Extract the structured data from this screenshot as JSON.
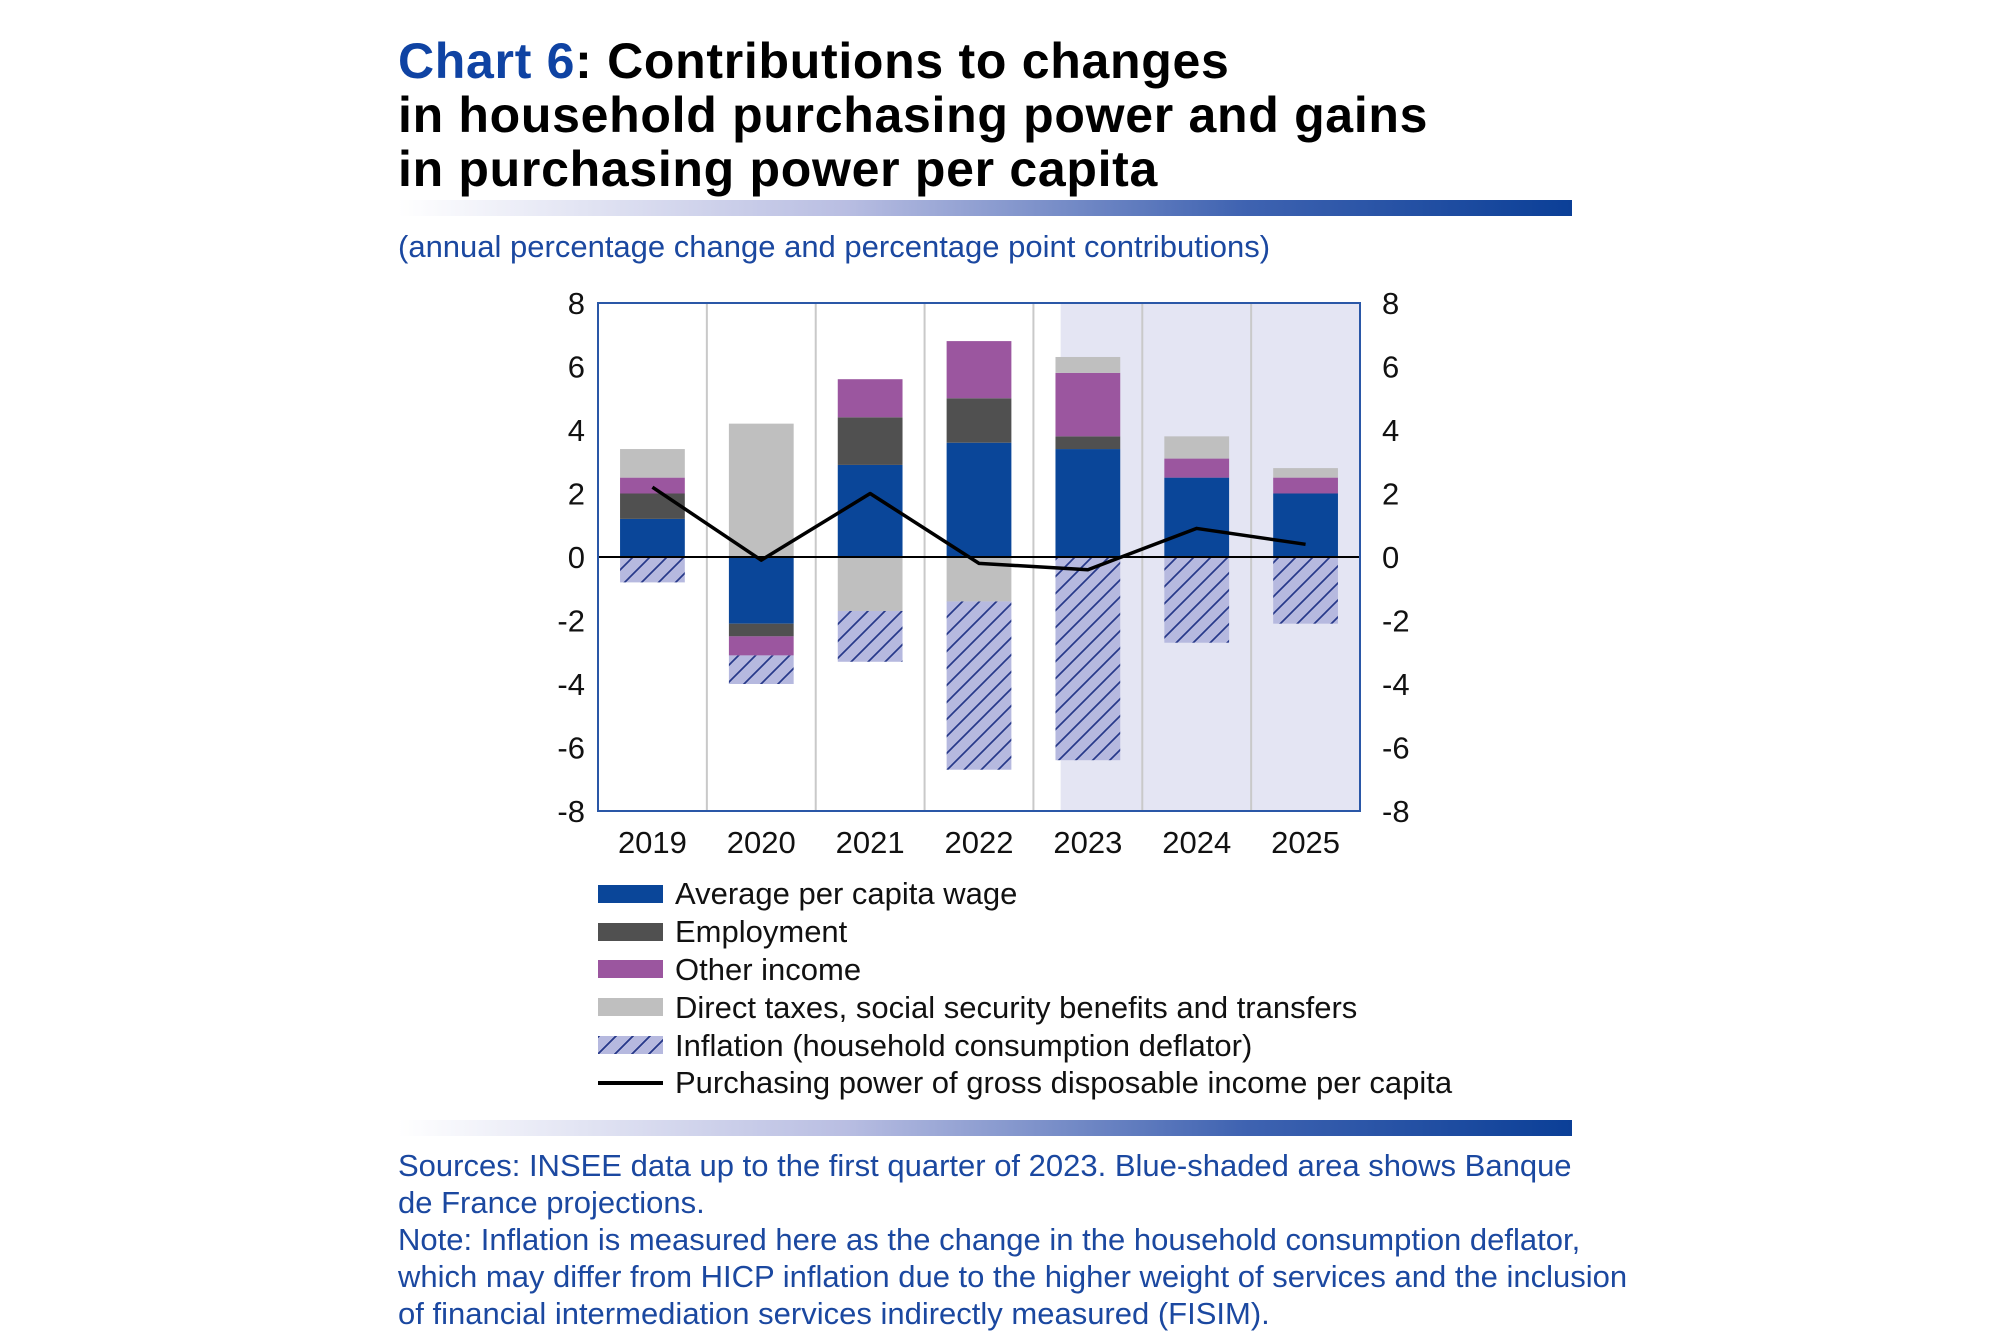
{
  "title": {
    "label": "Chart 6",
    "lines": [
      ": Contributions to changes",
      "in household purchasing power and gains",
      "in purchasing power per capita"
    ]
  },
  "subtitle": "(annual percentage change and percentage point contributions)",
  "notes": [
    "Sources: INSEE data up to the first quarter of 2023. Blue-shaded area shows Banque",
    "de France projections.",
    "Note: Inflation is measured here as the change in the household consumption deflator,",
    "which may differ from HICP inflation due to the higher weight of services and the inclusion",
    "of financial intermediation services indirectly measured (FISIM)."
  ],
  "colors": {
    "accent": "#0f43a3",
    "text_blue": "#1b48a0",
    "rule_gradient": [
      "#ffffff",
      "#b9bee2",
      "#3f63b1",
      "#0b3f97"
    ],
    "plot_frame": "#2a57a7",
    "gridline": "#c9c9c9",
    "zero_line": "#000000"
  },
  "chart_data": {
    "type": "bar",
    "stacked": true,
    "categories": [
      "2019",
      "2020",
      "2021",
      "2022",
      "2023",
      "2024",
      "2025"
    ],
    "ylim": [
      -8,
      8
    ],
    "y_ticks": [
      8,
      6,
      4,
      2,
      0,
      -2,
      -4,
      -6,
      -8
    ],
    "y_axis": "left and right",
    "grid": {
      "vertical": true,
      "horizontal": false
    },
    "legend_position": "bottom",
    "projection_shading": {
      "from_category": "2023",
      "color": "#e4e5f3"
    },
    "series": [
      {
        "name": "Average per capita wage",
        "color": "#0a4699",
        "values": [
          1.2,
          -2.1,
          2.9,
          3.6,
          3.4,
          2.5,
          2.0
        ]
      },
      {
        "name": "Employment",
        "color": "#505050",
        "values": [
          0.8,
          -0.4,
          1.5,
          1.4,
          0.4,
          0.0,
          0.0
        ]
      },
      {
        "name": "Other income",
        "color": "#9b569f",
        "values": [
          0.5,
          -0.6,
          1.2,
          1.8,
          2.0,
          0.6,
          0.5
        ]
      },
      {
        "name": "Direct taxes, social security benefits and transfers",
        "color": "#bfbfbf",
        "values": [
          0.9,
          4.2,
          -1.7,
          -1.4,
          0.5,
          0.7,
          0.3
        ]
      },
      {
        "name": "Inflation (household consumption deflator)",
        "color": "#b6b9df",
        "pattern": "hatched",
        "hatch_color": "#27398a",
        "values": [
          -0.8,
          -0.9,
          -1.6,
          -5.3,
          -6.4,
          -2.7,
          -2.1
        ]
      }
    ],
    "line_series": {
      "name": "Purchasing power of gross disposable income per capita",
      "color": "#000000",
      "values": [
        2.2,
        -0.1,
        2.0,
        -0.2,
        -0.4,
        0.9,
        0.4
      ]
    }
  }
}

### Work to complete
Your copy should repeat each entry above exactly but contain no pictures.

### Solution to this task
Extract the structured data from this screenshot as JSON.
{
  "title": {
    "label": "Chart 6",
    "lines": [
      ": Contributions to changes",
      "in household purchasing power and gains",
      "in purchasing power per capita"
    ]
  },
  "subtitle": "(annual percentage change and percentage point contributions)",
  "notes": [
    "Sources: INSEE data up to the first quarter of 2023. Blue-shaded area shows Banque",
    "de France projections.",
    "Note: Inflation is measured here as the change in the household consumption deflator,",
    "which may differ from HICP inflation due to the higher weight of services and the inclusion",
    "of financial intermediation services indirectly measured (FISIM)."
  ],
  "colors": {
    "accent": "#0f43a3",
    "text_blue": "#1b48a0",
    "rule_gradient": [
      "#ffffff",
      "#b9bee2",
      "#3f63b1",
      "#0b3f97"
    ],
    "plot_frame": "#2a57a7",
    "gridline": "#c9c9c9",
    "zero_line": "#000000"
  },
  "chart_data": {
    "type": "bar",
    "stacked": true,
    "categories": [
      "2019",
      "2020",
      "2021",
      "2022",
      "2023",
      "2024",
      "2025"
    ],
    "ylim": [
      -8,
      8
    ],
    "y_ticks": [
      8,
      6,
      4,
      2,
      0,
      -2,
      -4,
      -6,
      -8
    ],
    "y_axis": "left and right",
    "grid": {
      "vertical": true,
      "horizontal": false
    },
    "legend_position": "bottom",
    "projection_shading": {
      "from_category": "2023",
      "color": "#e4e5f3"
    },
    "series": [
      {
        "name": "Average per capita wage",
        "color": "#0a4699",
        "values": [
          1.2,
          -2.1,
          2.9,
          3.6,
          3.4,
          2.5,
          2.0
        ]
      },
      {
        "name": "Employment",
        "color": "#505050",
        "values": [
          0.8,
          -0.4,
          1.5,
          1.4,
          0.4,
          0.0,
          0.0
        ]
      },
      {
        "name": "Other income",
        "color": "#9b569f",
        "values": [
          0.5,
          -0.6,
          1.2,
          1.8,
          2.0,
          0.6,
          0.5
        ]
      },
      {
        "name": "Direct taxes, social security benefits and transfers",
        "color": "#bfbfbf",
        "values": [
          0.9,
          4.2,
          -1.7,
          -1.4,
          0.5,
          0.7,
          0.3
        ]
      },
      {
        "name": "Inflation (household consumption deflator)",
        "color": "#b6b9df",
        "pattern": "hatched",
        "hatch_color": "#27398a",
        "values": [
          -0.8,
          -0.9,
          -1.6,
          -5.3,
          -6.4,
          -2.7,
          -2.1
        ]
      }
    ],
    "line_series": {
      "name": "Purchasing power of gross disposable income per capita",
      "color": "#000000",
      "values": [
        2.2,
        -0.1,
        2.0,
        -0.2,
        -0.4,
        0.9,
        0.4
      ]
    }
  }
}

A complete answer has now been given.